EXERCISE DESCRIPTION — Without the pictures, write out all the lines below exactly as they appear.

SOURCE MATERIAL —

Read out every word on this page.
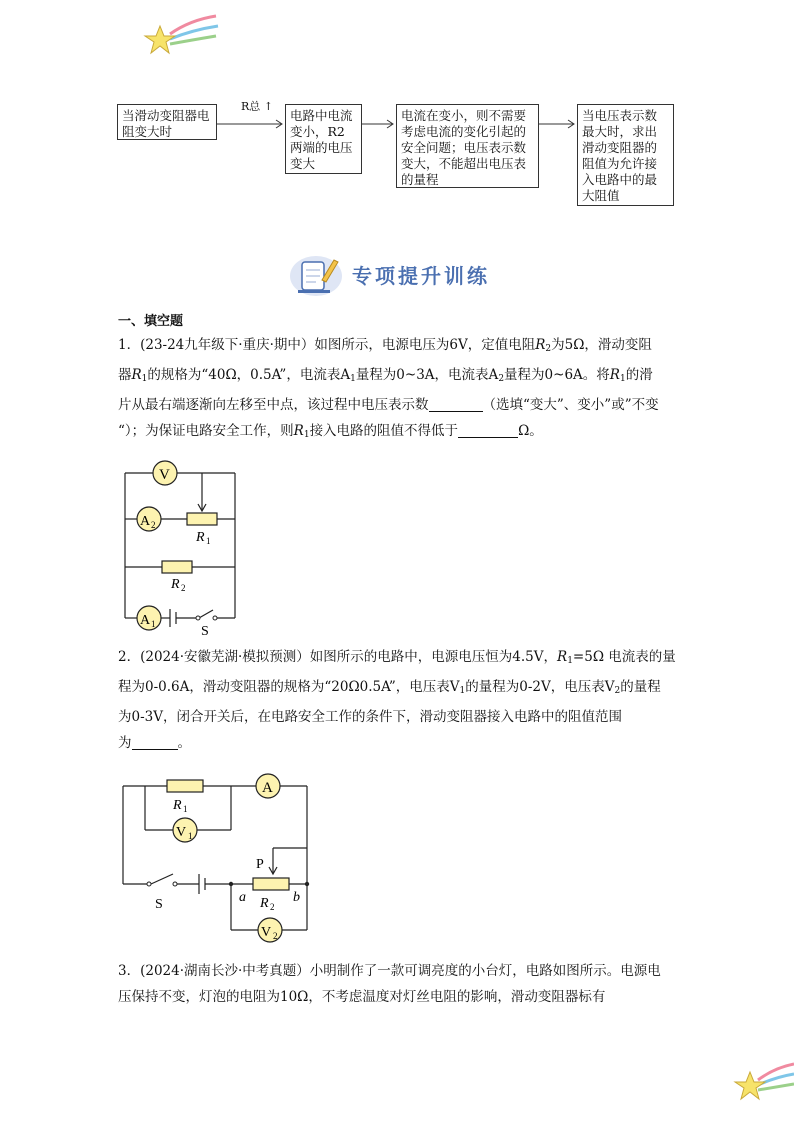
当滑动变阻器电阻变大时
R总 ↑
电路中电流变小，R2两端的电压变大
电流在变小，则不需要考虑电流的变化引起的安全问题；电压表示数变大，不能超出电压表的量程
当电压表示数最大时，求出滑动变阻器的阻值为允许接入电路中的最大阻值
专项提升训练
一、填空题
1．(23-24九年级下·重庆·期中）如图所示，电源电压为6V，定值电阻$R_2$为5Ω，滑动变阻
器$R_1$的规格为“40Ω，0.5A”，电流表$A_1$量程为0~3A，电流表$A_2$量程为0~6A。将$R_1$的滑
片从最右端逐渐向左移至中点，该过程中电压表示数	（选填“变大”、变小”或”不变
“）；为保证电路安全工作，则$R_1$接入电路的阻值不得低于	Ω。
V
A 2
A 1
R 1
R 2
S
2．(2024·安徽芜湖·模拟预测）如图所示的电路中，电源电压恒为4.5V，$R_1=5\Omega$ 电流表的量
程为0-0.6A，滑动变阻器的规格为“20Ω0.5A”，电压表$V_1$的量程为0-2V，电压表$V_2$的量程
为0-3V，闭合开关后，在电路安全工作的条件下，滑动变阻器接入电路中的阻值范围
为	。
A
V 1
V 2
R 1
R 2
P
a	b
S
3．(2024·湖南长沙·中考真题）小明制作了一款可调亮度的小台灯，电路如图所示。电源电
压保持不变，灯泡的电阻为10Ω，不考虑温度对灯丝电阻的影响，滑动变阻器标有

ANSWER TO THIS PROBLEM —
Read out every word on this page.
当滑动变阻器电阻变大时
R总 ↑
电路中电流变小，R2两端的电压变大
电流在变小，则不需要考虑电流的变化引起的安全问题；电压表示数变大，不能超出电压表的量程
当电压表示数最大时，求出滑动变阻器的阻值为允许接入电路中的最大阻值
专项提升训练
一、填空题
1．(23-24九年级下·重庆·期中）如图所示，电源电压为6V，定值电阻$R_2$为5Ω，滑动变阻
器$R_1$的规格为“40Ω，0.5A”，电流表$A_1$量程为0~3A，电流表$A_2$量程为0~6A。将$R_1$的滑
片从最右端逐渐向左移至中点，该过程中电压表示数	（选填“变大”、变小”或”不变
“）；为保证电路安全工作，则$R_1$接入电路的阻值不得低于	Ω。
V
A 2
A 1
R 1
R 2
S
2．(2024·安徽芜湖·模拟预测）如图所示的电路中，电源电压恒为4.5V，$R_1=5\Omega$ 电流表的量
程为0-0.6A，滑动变阻器的规格为“20Ω0.5A”，电压表$V_1$的量程为0-2V，电压表$V_2$的量程
为0-3V，闭合开关后，在电路安全工作的条件下，滑动变阻器接入电路中的阻值范围
为	。
A
V 1
V 2
R 1
R 2
P
a	b
S
3．(2024·湖南长沙·中考真题）小明制作了一款可调亮度的小台灯，电路如图所示。电源电
压保持不变，灯泡的电阻为10Ω，不考虑温度对灯丝电阻的影响，滑动变阻器标有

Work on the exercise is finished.